- Document excerpt
═══
Looking back on the historic changes of organisations and their structures and cultures across time shows us just how far we’ve evolved so far (and where at The Circle Line we hope to play a part in the journey to Teal).

Teal: The Fifth Stage of History

In Reinventing Organizations: An Illustrated Invitation to Join the Conversation on Next-Stage Organizations, Laloux describes humanity as evolving in sudden leaps, or steps. Drawing from the philosopher Ken Wilber’s colour-based description of these steps, Laloux describes five stages of human consciousness, and suggests that organisations evolve according to these same stages.

The way organisations has evolved through history goes a little like this (Strategy + Business) – an evolution that also broadly reflects the individual human lifespan from an infant with instinctive needs responding to survival-level threat, to a mature autonomous adult:

  • Red (impulsive) – Establishing and enforcing authority through power of chief. Examples of red organisations: Mafia, street gangs. Breakthroughs – Division of labor, top-down authority.

  • Amber (conformist) – Views of what is right are internalised according to a belief common to the group. Top-down command + control and self-discipline are exercised to adhere to these views. Future is repetition of past. Examples of amber organisations: Police, Army, state schools, Catholic church. Breakthroughs – Replicable processes, stable scaleable organisation chart.
═══
- Given entries

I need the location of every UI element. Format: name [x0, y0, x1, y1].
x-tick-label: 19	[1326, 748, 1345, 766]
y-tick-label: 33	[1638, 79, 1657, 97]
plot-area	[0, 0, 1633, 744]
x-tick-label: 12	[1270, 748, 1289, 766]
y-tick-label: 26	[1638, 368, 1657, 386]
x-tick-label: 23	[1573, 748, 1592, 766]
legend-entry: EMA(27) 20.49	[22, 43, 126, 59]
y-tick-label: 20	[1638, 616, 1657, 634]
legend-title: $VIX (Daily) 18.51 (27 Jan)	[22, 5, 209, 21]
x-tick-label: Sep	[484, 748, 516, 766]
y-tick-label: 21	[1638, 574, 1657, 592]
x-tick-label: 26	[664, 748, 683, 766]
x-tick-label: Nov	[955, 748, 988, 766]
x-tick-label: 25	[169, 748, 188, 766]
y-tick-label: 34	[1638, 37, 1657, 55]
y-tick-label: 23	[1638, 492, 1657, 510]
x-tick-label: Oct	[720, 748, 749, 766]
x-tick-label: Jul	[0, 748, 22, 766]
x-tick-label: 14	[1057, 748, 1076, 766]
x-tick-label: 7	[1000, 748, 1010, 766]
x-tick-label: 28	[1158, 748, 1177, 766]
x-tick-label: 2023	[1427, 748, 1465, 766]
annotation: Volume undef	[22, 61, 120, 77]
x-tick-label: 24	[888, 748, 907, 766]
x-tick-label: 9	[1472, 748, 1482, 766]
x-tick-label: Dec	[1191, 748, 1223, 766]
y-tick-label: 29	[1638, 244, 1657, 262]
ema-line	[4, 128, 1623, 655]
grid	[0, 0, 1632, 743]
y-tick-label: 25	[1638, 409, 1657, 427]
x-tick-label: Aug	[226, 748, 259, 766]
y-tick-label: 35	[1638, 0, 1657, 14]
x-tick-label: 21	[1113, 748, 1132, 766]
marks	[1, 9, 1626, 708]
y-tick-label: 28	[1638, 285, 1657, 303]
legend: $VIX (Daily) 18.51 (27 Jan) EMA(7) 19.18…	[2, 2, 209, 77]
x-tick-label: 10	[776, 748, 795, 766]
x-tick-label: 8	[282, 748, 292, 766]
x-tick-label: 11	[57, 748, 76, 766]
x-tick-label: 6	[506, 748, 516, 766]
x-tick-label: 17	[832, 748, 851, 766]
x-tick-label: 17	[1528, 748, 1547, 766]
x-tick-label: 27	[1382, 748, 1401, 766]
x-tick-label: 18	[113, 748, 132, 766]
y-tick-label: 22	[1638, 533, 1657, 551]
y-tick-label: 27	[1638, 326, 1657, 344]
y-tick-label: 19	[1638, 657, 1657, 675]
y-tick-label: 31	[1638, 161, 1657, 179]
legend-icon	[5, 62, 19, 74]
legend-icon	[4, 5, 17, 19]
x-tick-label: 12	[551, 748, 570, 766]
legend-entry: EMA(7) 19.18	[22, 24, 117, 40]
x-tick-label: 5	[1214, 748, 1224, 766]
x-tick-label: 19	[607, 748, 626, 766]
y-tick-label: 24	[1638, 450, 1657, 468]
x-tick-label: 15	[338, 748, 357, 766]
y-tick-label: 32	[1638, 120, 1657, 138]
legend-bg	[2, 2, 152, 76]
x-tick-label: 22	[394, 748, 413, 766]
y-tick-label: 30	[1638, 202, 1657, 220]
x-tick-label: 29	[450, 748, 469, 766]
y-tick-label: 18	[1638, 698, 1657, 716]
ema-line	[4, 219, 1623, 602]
═══
- What is required
Please reproduce the passage on the stages of organizational evolution, found above the entries, word for word from start to finish.

- Output for this task
Looking back on the historic changes of organisations and their structures and cultures across time shows us just how far we’ve evolved so far (and where at The Circle Line we hope to play a part in the journey to Teal).

Teal: The Fifth Stage of History

In Reinventing Organizations: An Illustrated Invitation to Join the Conversation on Next-Stage Organizations, Laloux describes humanity as evolving in sudden leaps, or steps. Drawing from the philosopher Ken Wilber’s colour-based description of these steps, Laloux describes five stages of human consciousness, and suggests that organisations evolve according to these same stages.

The way organisations has evolved through history goes a little like this (Strategy + Business) – an evolution that also broadly reflects the individual human lifespan from an infant with instinctive needs responding to survival-level threat, to a mature autonomous adult:

  • Red (impulsive) – Establishing and enforcing authority through power of chief. Examples of red organisations: Mafia, street gangs. Breakthroughs – Division of labor, top-down authority.

  • Amber (conformist) – Views of what is right are internalised according to a belief common to the group. Top-down command + control and self-discipline are exercised to adhere to these views. Future is repetition of past. Examples of amber organisations: Police, Army, state schools, Catholic church. Breakthroughs – Replicable processes, stable scaleable organisation chart.